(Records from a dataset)
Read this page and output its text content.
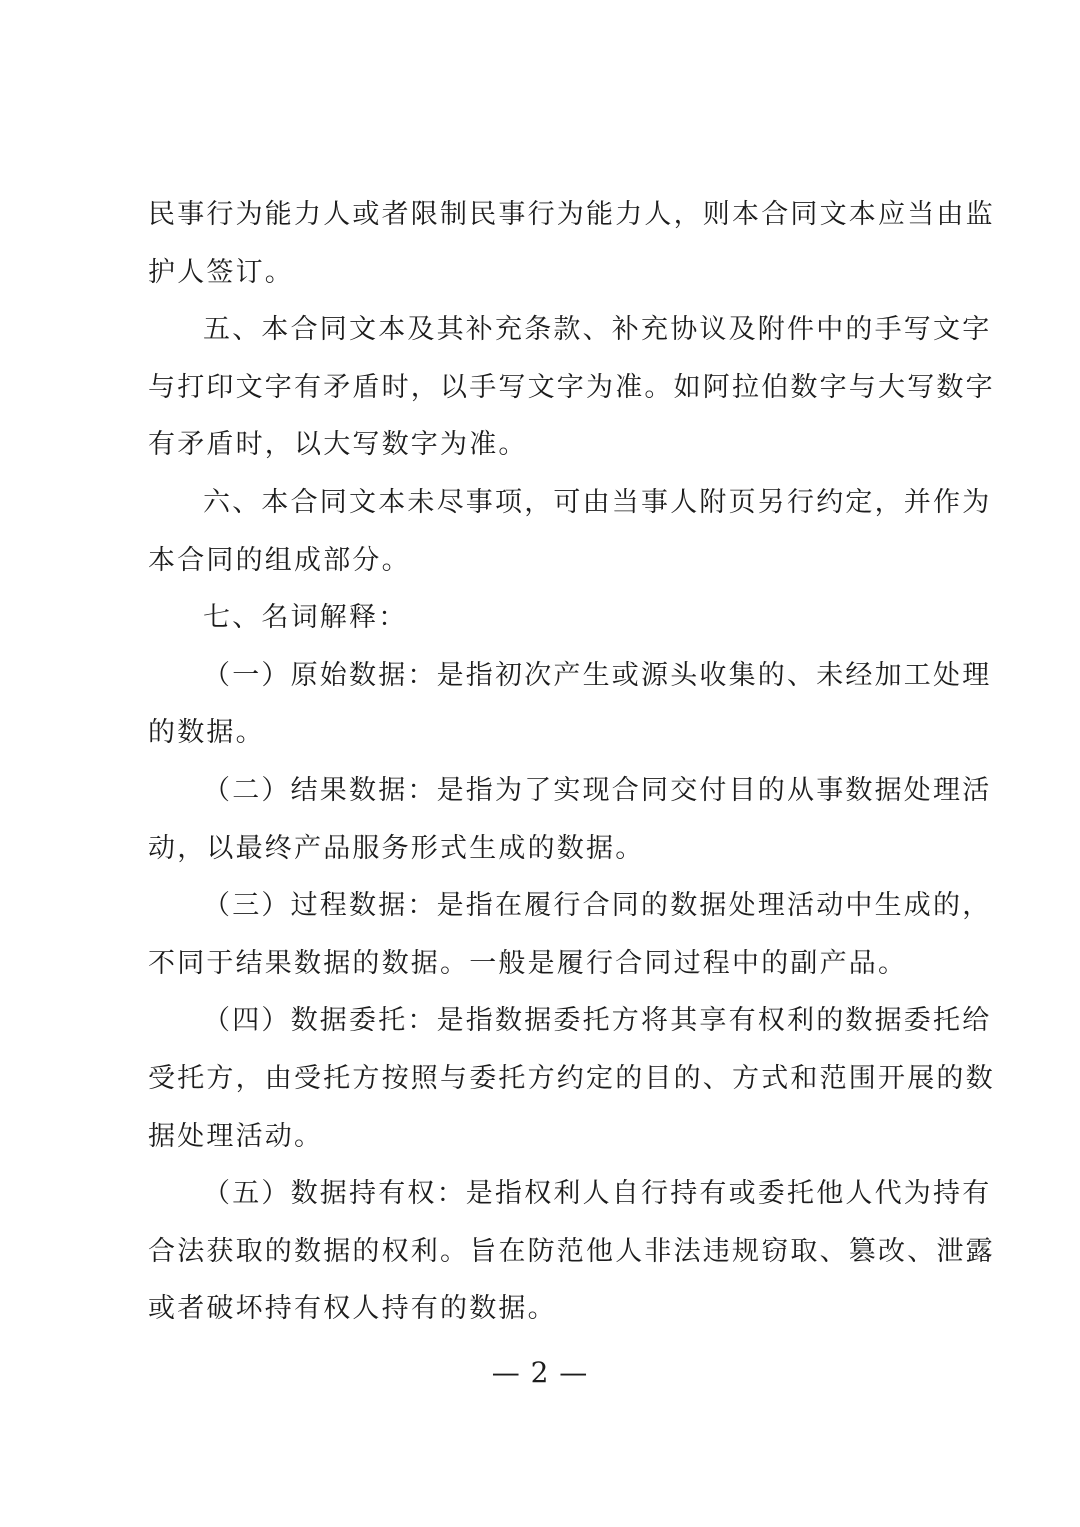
民事行为能力人或者限制民事行为能力人，则本合同文本应当由监
护人签订。
五、本合同文本及其补充条款、补充协议及附件中的手写文字
与打印文字有矛盾时，以手写文字为准。如阿拉伯数字与大写数字
有矛盾时，以大写数字为准。
六、本合同文本未尽事项，可由当事人附页另行约定，并作为
本合同的组成部分。
七、名词解释：
（一）原始数据：是指初次产生或源头收集的、未经加工处理
的数据。
（二）结果数据：是指为了实现合同交付目的从事数据处理活
动，以最终产品服务形式生成的数据。
（三）过程数据：是指在履行合同的数据处理活动中生成的，
不同于结果数据的数据。一般是履行合同过程中的副产品。
（四）数据委托：是指数据委托方将其享有权利的数据委托给
受托方，由受托方按照与委托方约定的目的、方式和范围开展的数
据处理活动。
（五）数据持有权：是指权利人自行持有或委托他人代为持有
合法获取的数据的权利。旨在防范他人非法违规窃取、篡改、泄露
或者破坏持有权人持有的数据。
— 2 —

Short problem:
Make a verbatim copy of all the entries and strip out the pictures.

Full response:
Read this page and output its text content.
民事行为能力人或者限制民事行为能力人，则本合同文本应当由监
护人签订。
五、本合同文本及其补充条款、补充协议及附件中的手写文字
与打印文字有矛盾时，以手写文字为准。如阿拉伯数字与大写数字
有矛盾时，以大写数字为准。
六、本合同文本未尽事项，可由当事人附页另行约定，并作为
本合同的组成部分。
七、名词解释：
（一）原始数据：是指初次产生或源头收集的、未经加工处理
的数据。
（二）结果数据：是指为了实现合同交付目的从事数据处理活
动，以最终产品服务形式生成的数据。
（三）过程数据：是指在履行合同的数据处理活动中生成的，
不同于结果数据的数据。一般是履行合同过程中的副产品。
（四）数据委托：是指数据委托方将其享有权利的数据委托给
受托方，由受托方按照与委托方约定的目的、方式和范围开展的数
据处理活动。
（五）数据持有权：是指权利人自行持有或委托他人代为持有
合法获取的数据的权利。旨在防范他人非法违规窃取、篡改、泄露
或者破坏持有权人持有的数据。
— 2 —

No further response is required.